• _Material to process_:
---

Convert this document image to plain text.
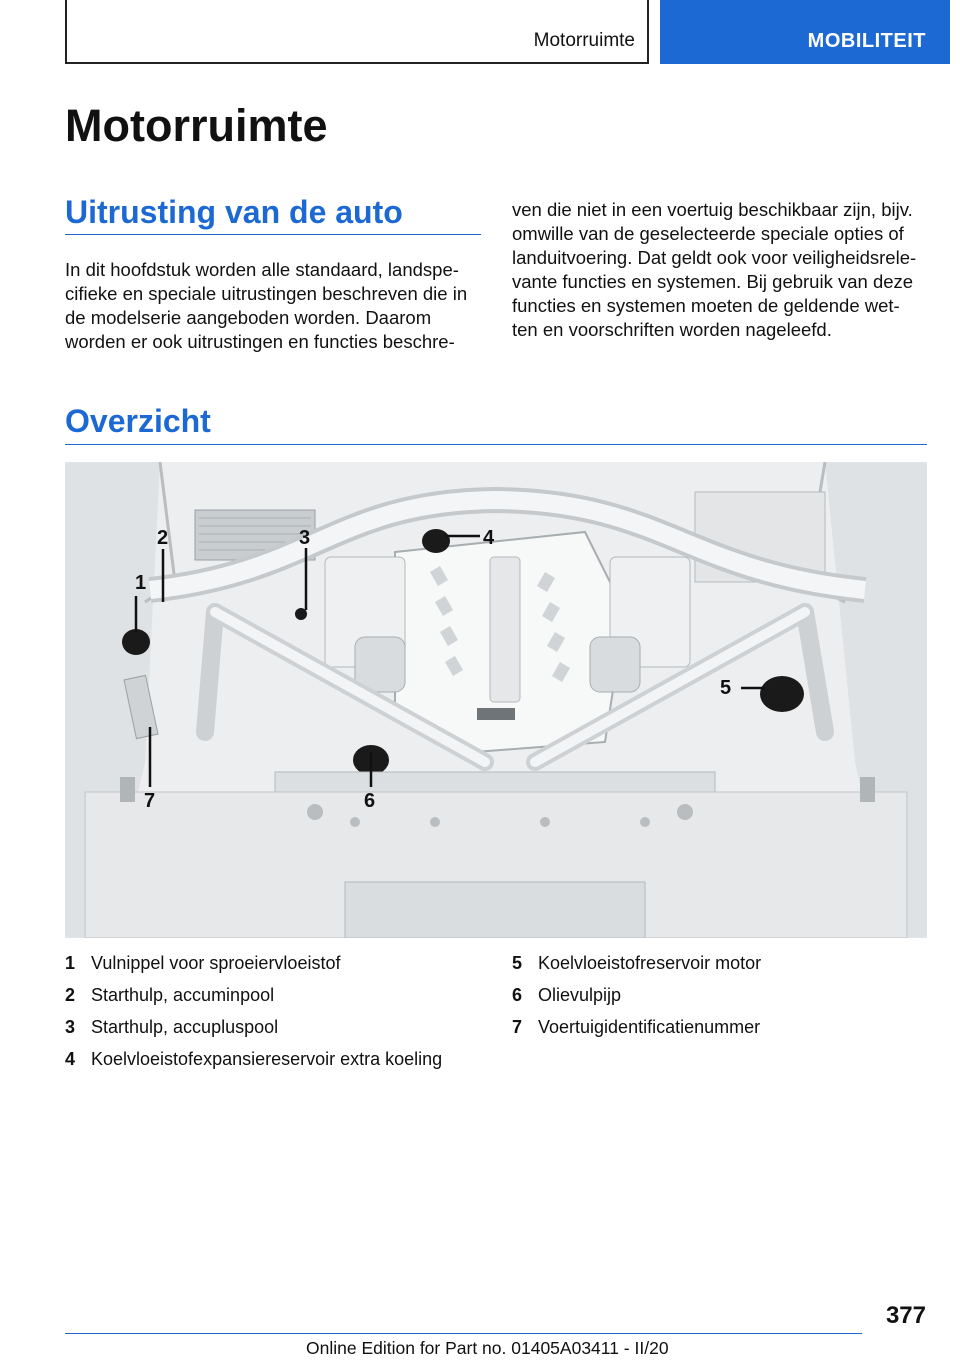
Motorruimte	MOBILITEIT
Motorruimte
Uitrusting van de auto
In dit hoofdstuk worden alle standaard, landspe-
cifieke en speciale uitrustingen beschreven die in
de modelserie aangeboden worden. Daarom
worden er ook uitrustingen en functies beschre-
ven die niet in een voertuig beschikbaar zijn, bijv.
omwille van de geselecteerde speciale opties of
landuitvoering. Dat geldt ook voor veiligheidsrele-
vante functies en systemen. Bij gebruik van deze
functies en systemen moeten de geldende wet-
ten en voorschriften worden nageleefd.
Overzicht
1
2	3	4
5
6
7
1 Vulnippel voor sproeiervloeistof
2 Starthulp, accuminpool
3 Starthulp, accupluspool
4 Koelvloeistofexpansiereservoir extra koeling
5 Koelvloeistofreservoir motor
6 Olievulpijp
7 Voertuigidentificatienummer
377
Online Edition for Part no. 01405A03411 - II/20
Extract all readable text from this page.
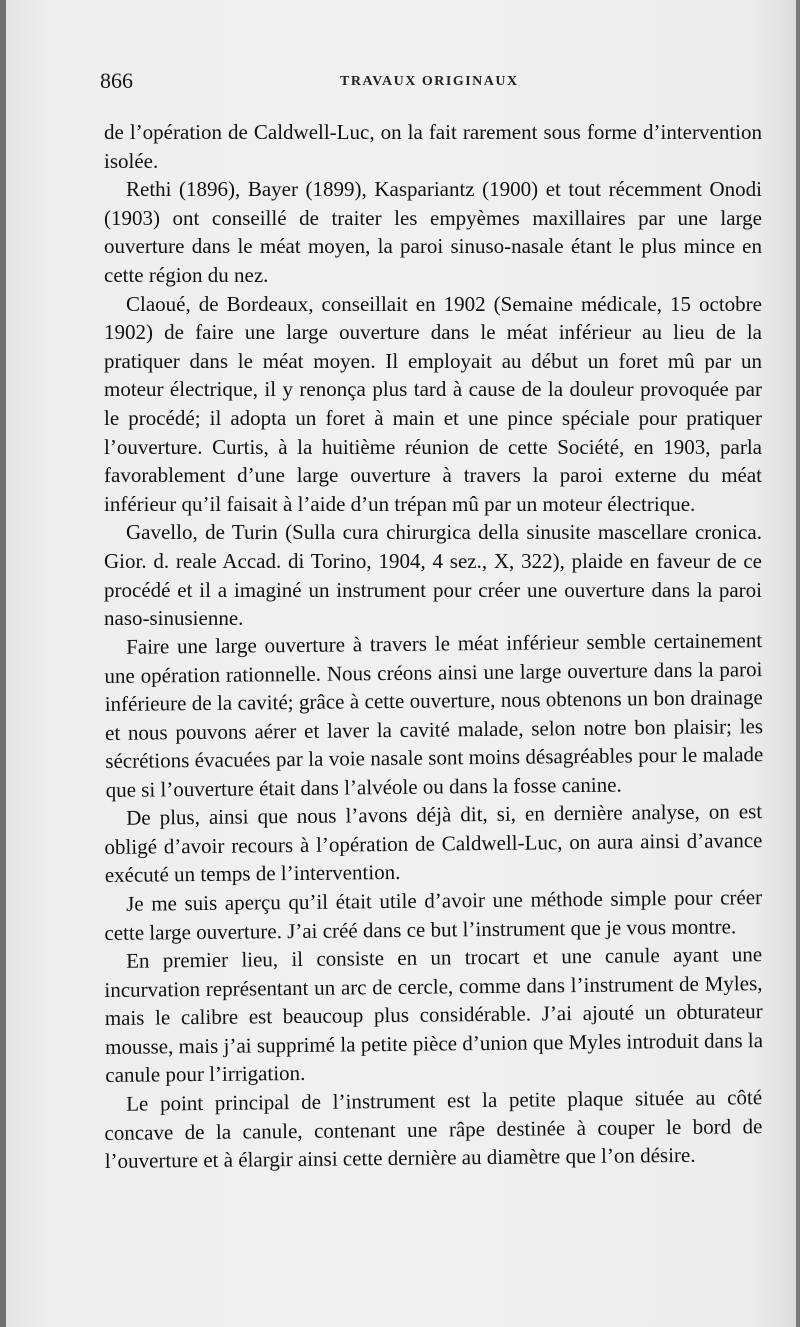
866	TRAVAUX ORIGINAUX

de l’opération de Caldwell-Luc, on la fait rarement sous forme d’intervention isolée.

Rethi (1896), Bayer (1899), Kaspariantz (1900) et tout récemment Onodi (1903) ont conseillé de traiter les empyèmes maxillaires par une large ouverture dans le méat moyen, la paroi sinuso-nasale étant le plus mince en cette région du nez.

Claoué, de Bordeaux, conseillait en 1902 (Semaine médicale, 15 octobre 1902) de faire une large ouverture dans le méat inférieur au lieu de la pratiquer dans le méat moyen. Il employait au début un foret mû par un moteur électrique, il y renonça plus tard à cause de la douleur provoquée par le procédé; il adopta un foret à main et une pince spéciale pour pratiquer l’ouverture. Curtis, à la huitième réunion de cette Société, en 1903, parla favorablement d’une large ouverture à travers la paroi externe du méat inférieur qu’il faisait à l’aide d’un trépan mû par un moteur électrique.

Gavello, de Turin (Sulla cura chirurgica della sinusite mascellare cronica. Gior. d. reale Accad. di Torino, 1904, 4 sez., X, 322), plaide en faveur de ce procédé et il a imaginé un instrument pour créer une ouverture dans la paroi naso-sinusienne.

Faire une large ouverture à travers le méat inférieur semble certainement une opération rationnelle. Nous créons ainsi une large ouverture dans la paroi inférieure de la cavité; grâce à cette ouverture, nous obtenons un bon drainage et nous pouvons aérer et laver la cavité malade, selon notre bon plaisir; les sécrétions évacuées par la voie nasale sont moins désagréables pour le malade que si l’ouverture était dans l’alvéole ou dans la fosse canine.

De plus, ainsi que nous l’avons déjà dit, si, en dernière analyse, on est obligé d’avoir recours à l’opération de Caldwell-Luc, on aura ainsi d’avance exécuté un temps de l’intervention.

Je me suis aperçu qu’il était utile d’avoir une méthode simple pour créer cette large ouverture. J’ai créé dans ce but l’instrument que je vous montre.

En premier lieu, il consiste en un trocart et une canule ayant une incurvation représentant un arc de cercle, comme dans l’instrument de Myles, mais le calibre est beaucoup plus considérable. J’ai ajouté un obturateur mousse, mais j’ai supprimé la petite pièce d’union que Myles introduit dans la canule pour l’irrigation.

Le point principal de l’instrument est la petite plaque située au côté concave de la canule, contenant une râpe destinée à couper le bord de l’ouverture et à élargir ainsi cette dernière au diamètre que l’on désire.
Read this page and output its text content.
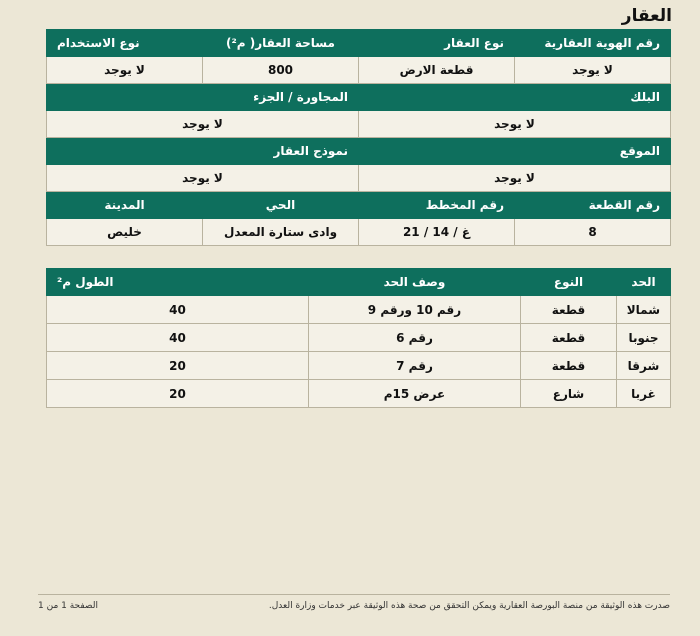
العقار
رقم الهوية العقارية	نوع العقار	مساحة العقار( م²)	نوع الاستخدام
لا يوجد	قطعة الارض	800	لا يوجد
البلك		المجاورة / الجزء	
لا يوجد		لا يوجد	
الموقع		نموذج العقار	
لا يوجد		لا يوجد	
رقم القطعة	رقم المخطط	الحي	المدينة
8	غ / 14 / 21	وادى ستارة المعدل	خليص
الحد	النوع	وصف الحد	الطول م²
شمالا	قطعة	رقم 10 ورقم 9	40
جنوبا	قطعة	رقم 6	40
شرقا	قطعة	رقم 7	20
غربا	شارع	عرض 15م	20
صدرت هذه الوثيقة من منصة البورصة العقارية ويمكن التحقق من صحة هذه الوثيقة عبر خدمات وزارة العدل.
الصفحة 1 من 1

---

• _What to produce_: Write out the full listing verbatim, excluding its pictures.

• _Task output_:
Convert this document image to plain text.
Motorruimte	MOBILITEIT
Motorruimte
Uitrusting van de auto
In dit hoofdstuk worden alle standaard, landspe-
cifieke en speciale uitrustingen beschreven die in
de modelserie aangeboden worden. Daarom
worden er ook uitrustingen en functies beschre-
ven die niet in een voertuig beschikbaar zijn, bijv.
omwille van de geselecteerde speciale opties of
landuitvoering. Dat geldt ook voor veiligheidsrele-
vante functies en systemen. Bij gebruik van deze
functies en systemen moeten de geldende wet-
ten en voorschriften worden nageleefd.
Overzicht
1
2	3	4
5
6
7
1 Vulnippel voor sproeiervloeistof
2 Starthulp, accuminpool
3 Starthulp, accupluspool
4 Koelvloeistofexpansiereservoir extra koeling
5 Koelvloeistofreservoir motor
6 Olievulpijp
7 Voertuigidentificatienummer
377
Online Edition for Part no. 01405A03411 - II/20
Extract all readable text from this page.
866	TRAVAUX ORIGINAUX

de l’opération de Caldwell-Luc, on la fait rarement sous forme d’intervention isolée.

Rethi (1896), Bayer (1899), Kaspariantz (1900) et tout récemment Onodi (1903) ont conseillé de traiter les empyèmes maxillaires par une large ouverture dans le méat moyen, la paroi sinuso-nasale étant le plus mince en cette région du nez.

Claoué, de Bordeaux, conseillait en 1902 (Semaine médicale, 15 octobre 1902) de faire une large ouverture dans le méat inférieur au lieu de la pratiquer dans le méat moyen. Il employait au début un foret mû par un moteur électrique, il y renonça plus tard à cause de la douleur provoquée par le procédé; il adopta un foret à main et une pince spéciale pour pratiquer l’ouverture. Curtis, à la huitième réunion de cette Société, en 1903, parla favorablement d’une large ouverture à travers la paroi externe du méat inférieur qu’il faisait à l’aide d’un trépan mû par un moteur électrique.

Gavello, de Turin (Sulla cura chirurgica della sinusite mascellare cronica. Gior. d. reale Accad. di Torino, 1904, 4 sez., X, 322), plaide en faveur de ce procédé et il a imaginé un instrument pour créer une ouverture dans la paroi naso-sinusienne.

Faire une large ouverture à travers le méat inférieur semble certainement une opération rationnelle. Nous créons ainsi une large ouverture dans la paroi inférieure de la cavité; grâce à cette ouverture, nous obtenons un bon drainage et nous pouvons aérer et laver la cavité malade, selon notre bon plaisir; les sécrétions évacuées par la voie nasale sont moins désagréables pour le malade que si l’ouverture était dans l’alvéole ou dans la fosse canine.

De plus, ainsi que nous l’avons déjà dit, si, en dernière analyse, on est obligé d’avoir recours à l’opération de Caldwell-Luc, on aura ainsi d’avance exécuté un temps de l’intervention.

Je me suis aperçu qu’il était utile d’avoir une méthode simple pour créer cette large ouverture. J’ai créé dans ce but l’instrument que je vous montre.

En premier lieu, il consiste en un trocart et une canule ayant une incurvation représentant un arc de cercle, comme dans l’instrument de Myles, mais le calibre est beaucoup plus considérable. J’ai ajouté un obturateur mousse, mais j’ai supprimé la petite pièce d’union que Myles introduit dans la canule pour l’irrigation.

Le point principal de l’instrument est la petite plaque située au côté concave de la canule, contenant une râpe destinée à couper le bord de l’ouverture et à élargir ainsi cette dernière au diamètre que l’on désire.
Read this page and output its text content.
العقار
رقم الهوية العقارية	نوع العقار	مساحة العقار( م²)	نوع الاستخدام
لا يوجد	قطعة الارض	800	لا يوجد
البلك		المجاورة / الجزء	
لا يوجد		لا يوجد	
الموقع		نموذج العقار	
لا يوجد		لا يوجد	
رقم القطعة	رقم المخطط	الحي	المدينة
8	غ / 14 / 21	وادى ستارة المعدل	خليص
الحد	النوع	وصف الحد	الطول م²
شمالا	قطعة	رقم 10 ورقم 9	40
جنوبا	قطعة	رقم 6	40
شرقا	قطعة	رقم 7	20
غربا	شارع	عرض 15م	20
صدرت هذه الوثيقة من منصة البورصة العقارية ويمكن التحقق من صحة هذه الوثيقة عبر خدمات وزارة العدل.
الصفحة 1 من 1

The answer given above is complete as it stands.